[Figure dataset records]
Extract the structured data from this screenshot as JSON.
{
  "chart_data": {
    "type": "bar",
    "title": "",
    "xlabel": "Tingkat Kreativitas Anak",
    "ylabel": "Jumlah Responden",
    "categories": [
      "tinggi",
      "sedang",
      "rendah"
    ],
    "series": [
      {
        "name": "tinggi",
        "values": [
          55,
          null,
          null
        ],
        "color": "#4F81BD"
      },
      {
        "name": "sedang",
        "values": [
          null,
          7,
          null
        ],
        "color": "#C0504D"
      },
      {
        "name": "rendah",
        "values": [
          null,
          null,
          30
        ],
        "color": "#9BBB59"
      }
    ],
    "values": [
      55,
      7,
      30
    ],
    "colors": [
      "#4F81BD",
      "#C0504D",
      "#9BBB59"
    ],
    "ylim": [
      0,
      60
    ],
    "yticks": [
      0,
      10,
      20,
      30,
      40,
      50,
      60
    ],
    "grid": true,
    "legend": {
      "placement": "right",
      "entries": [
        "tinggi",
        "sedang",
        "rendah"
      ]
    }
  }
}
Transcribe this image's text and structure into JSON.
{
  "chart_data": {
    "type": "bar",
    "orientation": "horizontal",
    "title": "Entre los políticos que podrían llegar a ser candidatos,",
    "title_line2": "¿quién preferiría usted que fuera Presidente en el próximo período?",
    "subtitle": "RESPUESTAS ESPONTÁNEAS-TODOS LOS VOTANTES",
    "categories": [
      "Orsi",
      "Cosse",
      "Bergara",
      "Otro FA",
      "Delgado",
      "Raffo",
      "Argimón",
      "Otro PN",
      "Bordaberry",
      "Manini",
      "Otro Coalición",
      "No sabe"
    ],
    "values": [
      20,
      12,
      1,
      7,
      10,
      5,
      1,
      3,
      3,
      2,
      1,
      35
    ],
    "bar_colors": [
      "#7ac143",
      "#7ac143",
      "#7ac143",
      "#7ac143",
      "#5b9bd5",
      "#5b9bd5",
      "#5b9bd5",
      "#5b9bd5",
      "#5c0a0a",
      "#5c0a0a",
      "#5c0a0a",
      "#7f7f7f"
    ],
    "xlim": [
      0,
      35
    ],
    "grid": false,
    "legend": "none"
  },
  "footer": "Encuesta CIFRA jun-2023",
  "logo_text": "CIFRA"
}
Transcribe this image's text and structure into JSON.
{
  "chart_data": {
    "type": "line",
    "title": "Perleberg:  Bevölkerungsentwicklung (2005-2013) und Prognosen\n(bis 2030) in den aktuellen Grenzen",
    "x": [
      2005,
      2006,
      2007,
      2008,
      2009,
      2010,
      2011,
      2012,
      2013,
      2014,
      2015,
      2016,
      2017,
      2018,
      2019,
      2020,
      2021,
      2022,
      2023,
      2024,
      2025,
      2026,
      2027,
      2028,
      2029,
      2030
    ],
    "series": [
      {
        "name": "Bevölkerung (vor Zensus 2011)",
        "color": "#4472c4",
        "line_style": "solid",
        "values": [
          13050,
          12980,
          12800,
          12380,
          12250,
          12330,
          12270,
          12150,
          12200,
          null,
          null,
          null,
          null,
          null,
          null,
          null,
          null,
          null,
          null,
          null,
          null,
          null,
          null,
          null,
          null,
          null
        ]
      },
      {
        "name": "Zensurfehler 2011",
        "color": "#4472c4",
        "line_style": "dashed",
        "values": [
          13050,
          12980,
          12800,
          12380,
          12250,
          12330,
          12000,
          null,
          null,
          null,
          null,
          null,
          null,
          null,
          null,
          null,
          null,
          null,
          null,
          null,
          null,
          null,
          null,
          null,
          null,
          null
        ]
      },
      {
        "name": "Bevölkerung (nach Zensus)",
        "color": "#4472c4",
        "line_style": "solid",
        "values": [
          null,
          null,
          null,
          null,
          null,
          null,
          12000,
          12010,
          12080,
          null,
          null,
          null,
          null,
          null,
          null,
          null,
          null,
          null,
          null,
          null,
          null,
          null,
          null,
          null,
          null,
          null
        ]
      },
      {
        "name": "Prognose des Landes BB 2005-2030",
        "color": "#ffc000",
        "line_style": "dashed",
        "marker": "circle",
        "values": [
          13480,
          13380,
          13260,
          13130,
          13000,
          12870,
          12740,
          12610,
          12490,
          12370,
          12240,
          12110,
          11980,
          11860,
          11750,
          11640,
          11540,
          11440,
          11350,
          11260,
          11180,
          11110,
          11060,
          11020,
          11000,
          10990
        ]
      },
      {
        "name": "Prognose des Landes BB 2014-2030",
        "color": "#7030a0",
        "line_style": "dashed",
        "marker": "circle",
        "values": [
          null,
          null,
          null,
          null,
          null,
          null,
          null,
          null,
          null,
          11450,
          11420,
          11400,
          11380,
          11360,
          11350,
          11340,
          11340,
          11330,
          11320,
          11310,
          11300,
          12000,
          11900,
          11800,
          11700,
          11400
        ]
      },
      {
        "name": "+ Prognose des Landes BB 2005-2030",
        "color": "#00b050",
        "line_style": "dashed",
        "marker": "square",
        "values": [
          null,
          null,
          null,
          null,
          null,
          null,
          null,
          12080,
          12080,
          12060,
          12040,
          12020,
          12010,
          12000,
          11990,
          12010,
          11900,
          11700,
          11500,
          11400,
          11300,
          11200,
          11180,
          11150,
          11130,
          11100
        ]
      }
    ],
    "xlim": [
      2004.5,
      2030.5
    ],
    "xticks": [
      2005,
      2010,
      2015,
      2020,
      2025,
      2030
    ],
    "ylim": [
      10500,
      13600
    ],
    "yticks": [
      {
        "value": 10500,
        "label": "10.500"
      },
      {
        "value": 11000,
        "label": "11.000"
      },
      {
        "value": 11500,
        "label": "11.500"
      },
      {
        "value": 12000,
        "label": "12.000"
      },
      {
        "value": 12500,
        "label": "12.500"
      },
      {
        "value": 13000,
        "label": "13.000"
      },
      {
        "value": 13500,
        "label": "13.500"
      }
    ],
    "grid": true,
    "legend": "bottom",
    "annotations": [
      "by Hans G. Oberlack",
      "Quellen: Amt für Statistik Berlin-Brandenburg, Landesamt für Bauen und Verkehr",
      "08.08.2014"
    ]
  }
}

What is asked:
Copy out the whole listing exactly.

Output below:
Extract the structured data from this screenshot as JSON.
{
  "chart_data": {
    "type": "bar",
    "title": "",
    "xlabel": "Tingkat Kreativitas Anak",
    "ylabel": "Jumlah Responden",
    "categories": [
      "tinggi",
      "sedang",
      "rendah"
    ],
    "series": [
      {
        "name": "tinggi",
        "values": [
          55,
          null,
          null
        ],
        "color": "#4F81BD"
      },
      {
        "name": "sedang",
        "values": [
          null,
          7,
          null
        ],
        "color": "#C0504D"
      },
      {
        "name": "rendah",
        "values": [
          null,
          null,
          30
        ],
        "color": "#9BBB59"
      }
    ],
    "values": [
      55,
      7,
      30
    ],
    "colors": [
      "#4F81BD",
      "#C0504D",
      "#9BBB59"
    ],
    "ylim": [
      0,
      60
    ],
    "yticks": [
      0,
      10,
      20,
      30,
      40,
      50,
      60
    ],
    "grid": true,
    "legend": {
      "placement": "right",
      "entries": [
        "tinggi",
        "sedang",
        "rendah"
      ]
    }
  }
}
Transcribe this image's text and structure into JSON.
{
  "chart_data": {
    "type": "bar",
    "orientation": "horizontal",
    "title": "Entre los políticos que podrían llegar a ser candidatos,",
    "title_line2": "¿quién preferiría usted que fuera Presidente en el próximo período?",
    "subtitle": "RESPUESTAS ESPONTÁNEAS-TODOS LOS VOTANTES",
    "categories": [
      "Orsi",
      "Cosse",
      "Bergara",
      "Otro FA",
      "Delgado",
      "Raffo",
      "Argimón",
      "Otro PN",
      "Bordaberry",
      "Manini",
      "Otro Coalición",
      "No sabe"
    ],
    "values": [
      20,
      12,
      1,
      7,
      10,
      5,
      1,
      3,
      3,
      2,
      1,
      35
    ],
    "bar_colors": [
      "#7ac143",
      "#7ac143",
      "#7ac143",
      "#7ac143",
      "#5b9bd5",
      "#5b9bd5",
      "#5b9bd5",
      "#5b9bd5",
      "#5c0a0a",
      "#5c0a0a",
      "#5c0a0a",
      "#7f7f7f"
    ],
    "xlim": [
      0,
      35
    ],
    "grid": false,
    "legend": "none"
  },
  "footer": "Encuesta CIFRA jun-2023",
  "logo_text": "CIFRA"
}
Transcribe this image's text and structure into JSON.
{
  "chart_data": {
    "type": "line",
    "title": "Perleberg:  Bevölkerungsentwicklung (2005-2013) und Prognosen\n(bis 2030) in den aktuellen Grenzen",
    "x": [
      2005,
      2006,
      2007,
      2008,
      2009,
      2010,
      2011,
      2012,
      2013,
      2014,
      2015,
      2016,
      2017,
      2018,
      2019,
      2020,
      2021,
      2022,
      2023,
      2024,
      2025,
      2026,
      2027,
      2028,
      2029,
      2030
    ],
    "series": [
      {
        "name": "Bevölkerung (vor Zensus 2011)",
        "color": "#4472c4",
        "line_style": "solid",
        "values": [
          13050,
          12980,
          12800,
          12380,
          12250,
          12330,
          12270,
          12150,
          12200,
          null,
          null,
          null,
          null,
          null,
          null,
          null,
          null,
          null,
          null,
          null,
          null,
          null,
          null,
          null,
          null,
          null
        ]
      },
      {
        "name": "Zensurfehler 2011",
        "color": "#4472c4",
        "line_style": "dashed",
        "values": [
          13050,
          12980,
          12800,
          12380,
          12250,
          12330,
          12000,
          null,
          null,
          null,
          null,
          null,
          null,
          null,
          null,
          null,
          null,
          null,
          null,
          null,
          null,
          null,
          null,
          null,
          null,
          null
        ]
      },
      {
        "name": "Bevölkerung (nach Zensus)",
        "color": "#4472c4",
        "line_style": "solid",
        "values": [
          null,
          null,
          null,
          null,
          null,
          null,
          12000,
          12010,
          12080,
          null,
          null,
          null,
          null,
          null,
          null,
          null,
          null,
          null,
          null,
          null,
          null,
          null,
          null,
          null,
          null,
          null
        ]
      },
      {
        "name": "Prognose des Landes BB 2005-2030",
        "color": "#ffc000",
        "line_style": "dashed",
        "marker": "circle",
        "values": [
          13480,
          13380,
          13260,
          13130,
          13000,
          12870,
          12740,
          12610,
          12490,
          12370,
          12240,
          12110,
          11980,
          11860,
          11750,
          11640,
          11540,
          11440,
          11350,
          11260,
          11180,
          11110,
          11060,
          11020,
          11000,
          10990
        ]
      },
      {
        "name": "Prognose des Landes BB 2014-2030",
        "color": "#7030a0",
        "line_style": "dashed",
        "marker": "circle",
        "values": [
          null,
          null,
          null,
          null,
          null,
          null,
          null,
          null,
          null,
          11450,
          11420,
          11400,
          11380,
          11360,
          11350,
          11340,
          11340,
          11330,
          11320,
          11310,
          11300,
          12000,
          11900,
          11800,
          11700,
          11400
        ]
      },
      {
        "name": "+ Prognose des Landes BB 2005-2030",
        "color": "#00b050",
        "line_style": "dashed",
        "marker": "square",
        "values": [
          null,
          null,
          null,
          null,
          null,
          null,
          null,
          12080,
          12080,
          12060,
          12040,
          12020,
          12010,
          12000,
          11990,
          12010,
          11900,
          11700,
          11500,
          11400,
          11300,
          11200,
          11180,
          11150,
          11130,
          11100
        ]
      }
    ],
    "xlim": [
      2004.5,
      2030.5
    ],
    "xticks": [
      2005,
      2010,
      2015,
      2020,
      2025,
      2030
    ],
    "ylim": [
      10500,
      13600
    ],
    "yticks": [
      {
        "value": 10500,
        "label": "10.500"
      },
      {
        "value": 11000,
        "label": "11.000"
      },
      {
        "value": 11500,
        "label": "11.500"
      },
      {
        "value": 12000,
        "label": "12.000"
      },
      {
        "value": 12500,
        "label": "12.500"
      },
      {
        "value": 13000,
        "label": "13.000"
      },
      {
        "value": 13500,
        "label": "13.500"
      }
    ],
    "grid": true,
    "legend": "bottom",
    "annotations": [
      "by Hans G. Oberlack",
      "Quellen: Amt für Statistik Berlin-Brandenburg, Landesamt für Bauen und Verkehr",
      "08.08.2014"
    ]
  }
}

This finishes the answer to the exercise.